Exercise objective: Recast the records below as a JSON list of strings, with one string per line and no blank lines.
----
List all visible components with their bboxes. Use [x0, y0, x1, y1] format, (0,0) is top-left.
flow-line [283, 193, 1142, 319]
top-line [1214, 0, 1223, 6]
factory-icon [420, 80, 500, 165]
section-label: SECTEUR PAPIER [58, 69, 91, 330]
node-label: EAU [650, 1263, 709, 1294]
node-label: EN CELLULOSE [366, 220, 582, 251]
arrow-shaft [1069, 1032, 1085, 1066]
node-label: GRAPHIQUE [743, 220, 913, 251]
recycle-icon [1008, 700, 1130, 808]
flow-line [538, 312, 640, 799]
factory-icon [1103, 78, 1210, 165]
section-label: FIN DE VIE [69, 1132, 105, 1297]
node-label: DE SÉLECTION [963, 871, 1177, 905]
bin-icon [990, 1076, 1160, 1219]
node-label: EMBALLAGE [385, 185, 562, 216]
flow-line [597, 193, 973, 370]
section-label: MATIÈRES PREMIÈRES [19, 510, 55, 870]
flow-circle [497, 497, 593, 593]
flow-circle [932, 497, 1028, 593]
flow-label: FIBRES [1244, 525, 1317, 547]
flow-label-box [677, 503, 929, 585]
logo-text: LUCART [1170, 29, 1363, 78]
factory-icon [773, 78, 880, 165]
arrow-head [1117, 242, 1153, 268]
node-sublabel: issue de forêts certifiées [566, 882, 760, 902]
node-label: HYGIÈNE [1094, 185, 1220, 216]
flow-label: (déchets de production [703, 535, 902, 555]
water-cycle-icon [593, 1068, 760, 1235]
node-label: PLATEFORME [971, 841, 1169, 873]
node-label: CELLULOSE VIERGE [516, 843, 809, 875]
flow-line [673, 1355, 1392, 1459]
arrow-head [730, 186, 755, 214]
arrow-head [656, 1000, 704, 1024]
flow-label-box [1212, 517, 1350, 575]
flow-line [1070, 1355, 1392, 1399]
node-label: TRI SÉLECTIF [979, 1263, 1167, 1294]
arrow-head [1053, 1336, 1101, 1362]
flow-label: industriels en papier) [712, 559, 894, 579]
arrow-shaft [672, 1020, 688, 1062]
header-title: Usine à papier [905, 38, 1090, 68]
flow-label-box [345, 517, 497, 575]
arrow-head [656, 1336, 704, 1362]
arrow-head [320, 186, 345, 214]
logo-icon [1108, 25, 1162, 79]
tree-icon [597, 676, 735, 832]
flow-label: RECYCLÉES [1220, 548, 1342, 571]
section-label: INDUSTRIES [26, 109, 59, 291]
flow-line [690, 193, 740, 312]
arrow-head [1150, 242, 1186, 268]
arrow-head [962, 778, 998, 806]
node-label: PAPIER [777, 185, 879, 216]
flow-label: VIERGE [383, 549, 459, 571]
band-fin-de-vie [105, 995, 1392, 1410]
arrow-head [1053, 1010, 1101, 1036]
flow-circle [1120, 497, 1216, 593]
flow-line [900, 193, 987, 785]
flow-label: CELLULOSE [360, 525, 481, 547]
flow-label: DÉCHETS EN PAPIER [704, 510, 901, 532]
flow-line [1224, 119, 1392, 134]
----
Full answer:
[
  "List all visible components with their bboxes. Use [x0, y0, x1, y1] format, (0,0) is top-left.",
  "flow-line [283, 193, 1142, 319]",
  "top-line [1214, 0, 1223, 6]",
  "factory-icon [420, 80, 500, 165]",
  "section-label: SECTEUR PAPIER [58, 69, 91, 330]",
  "node-label: EAU [650, 1263, 709, 1294]",
  "node-label: EN CELLULOSE [366, 220, 582, 251]",
  "arrow-shaft [1069, 1032, 1085, 1066]",
  "node-label: GRAPHIQUE [743, 220, 913, 251]",
  "recycle-icon [1008, 700, 1130, 808]",
  "flow-line [538, 312, 640, 799]",
  "factory-icon [1103, 78, 1210, 165]",
  "section-label: FIN DE VIE [69, 1132, 105, 1297]",
  "node-label: DE SÉLECTION [963, 871, 1177, 905]",
  "bin-icon [990, 1076, 1160, 1219]",
  "node-label: EMBALLAGE [385, 185, 562, 216]",
  "flow-line [597, 193, 973, 370]",
  "section-label: MATIÈRES PREMIÈRES [19, 510, 55, 870]",
  "flow-circle [497, 497, 593, 593]",
  "flow-circle [932, 497, 1028, 593]",
  "flow-label: FIBRES [1244, 525, 1317, 547]",
  "flow-label-box [677, 503, 929, 585]",
  "logo-text: LUCART [1170, 29, 1363, 78]",
  "factory-icon [773, 78, 880, 165]",
  "arrow-head [1117, 242, 1153, 268]",
  "node-sublabel: issue de forêts certifiées [566, 882, 760, 902]",
  "node-label: HYGIÈNE [1094, 185, 1220, 216]",
  "flow-label: (déchets de production [703, 535, 902, 555]",
  "water-cycle-icon [593, 1068, 760, 1235]",
  "node-label: PLATEFORME [971, 841, 1169, 873]",
  "node-label: CELLULOSE VIERGE [516, 843, 809, 875]",
  "flow-line [673, 1355, 1392, 1459]",
  "arrow-head [730, 186, 755, 214]",
  "arrow-head [656, 1000, 704, 1024]",
  "flow-label-box [1212, 517, 1350, 575]",
  "flow-line [1070, 1355, 1392, 1399]",
  "node-label: TRI SÉLECTIF [979, 1263, 1167, 1294]",
  "arrow-head [1053, 1336, 1101, 1362]",
  "flow-label: industriels en papier) [712, 559, 894, 579]",
  "arrow-shaft [672, 1020, 688, 1062]",
  "header-title: Usine à papier [905, 38, 1090, 68]",
  "flow-label-box [345, 517, 497, 575]",
  "arrow-head [656, 1336, 704, 1362]",
  "arrow-head [320, 186, 345, 214]",
  "logo-icon [1108, 25, 1162, 79]",
  "tree-icon [597, 676, 735, 832]",
  "flow-label: RECYCLÉES [1220, 548, 1342, 571]",
  "section-label: INDUSTRIES [26, 109, 59, 291]",
  "flow-line [690, 193, 740, 312]",
  "arrow-head [1150, 242, 1186, 268]",
  "arrow-head [962, 778, 998, 806]",
  "node-label: PAPIER [777, 185, 879, 216]",
  "flow-label: VIERGE [383, 549, 459, 571]",
  "band-fin-de-vie [105, 995, 1392, 1410]",
  "arrow-head [1053, 1010, 1101, 1036]",
  "flow-circle [1120, 497, 1216, 593]",
  "flow-line [900, 193, 987, 785]",
  "flow-label: CELLULOSE [360, 525, 481, 547]",
  "flow-label: DÉCHETS EN PAPIER [704, 510, 901, 532]",
  "flow-line [1224, 119, 1392, 134]"
]